Extracted records:
————————
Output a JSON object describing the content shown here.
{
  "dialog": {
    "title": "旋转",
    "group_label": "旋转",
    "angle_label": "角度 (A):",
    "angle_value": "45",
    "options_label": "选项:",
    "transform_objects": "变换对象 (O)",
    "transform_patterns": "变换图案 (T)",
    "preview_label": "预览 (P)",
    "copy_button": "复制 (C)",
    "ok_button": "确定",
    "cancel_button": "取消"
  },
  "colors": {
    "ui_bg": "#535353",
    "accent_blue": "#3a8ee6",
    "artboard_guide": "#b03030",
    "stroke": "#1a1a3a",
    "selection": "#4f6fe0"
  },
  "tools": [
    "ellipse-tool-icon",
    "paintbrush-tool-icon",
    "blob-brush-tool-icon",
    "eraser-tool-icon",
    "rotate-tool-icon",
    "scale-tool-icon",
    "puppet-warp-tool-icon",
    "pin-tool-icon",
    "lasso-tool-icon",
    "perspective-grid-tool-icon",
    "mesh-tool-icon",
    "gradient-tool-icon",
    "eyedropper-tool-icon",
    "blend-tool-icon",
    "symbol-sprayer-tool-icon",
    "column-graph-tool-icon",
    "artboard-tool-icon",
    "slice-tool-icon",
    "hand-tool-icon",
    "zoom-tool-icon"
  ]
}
————————
» Task prompt
All of the records must be retyped exactly as they are.

» Correct response
Output a JSON object describing the content shown here.
{
  "dialog": {
    "title": "旋转",
    "group_label": "旋转",
    "angle_label": "角度 (A):",
    "angle_value": "45",
    "options_label": "选项:",
    "transform_objects": "变换对象 (O)",
    "transform_patterns": "变换图案 (T)",
    "preview_label": "预览 (P)",
    "copy_button": "复制 (C)",
    "ok_button": "确定",
    "cancel_button": "取消"
  },
  "colors": {
    "ui_bg": "#535353",
    "accent_blue": "#3a8ee6",
    "artboard_guide": "#b03030",
    "stroke": "#1a1a3a",
    "selection": "#4f6fe0"
  },
  "tools": [
    "ellipse-tool-icon",
    "paintbrush-tool-icon",
    "blob-brush-tool-icon",
    "eraser-tool-icon",
    "rotate-tool-icon",
    "scale-tool-icon",
    "puppet-warp-tool-icon",
    "pin-tool-icon",
    "lasso-tool-icon",
    "perspective-grid-tool-icon",
    "mesh-tool-icon",
    "gradient-tool-icon",
    "eyedropper-tool-icon",
    "blend-tool-icon",
    "symbol-sprayer-tool-icon",
    "column-graph-tool-icon",
    "artboard-tool-icon",
    "slice-tool-icon",
    "hand-tool-icon",
    "zoom-tool-icon"
  ]
}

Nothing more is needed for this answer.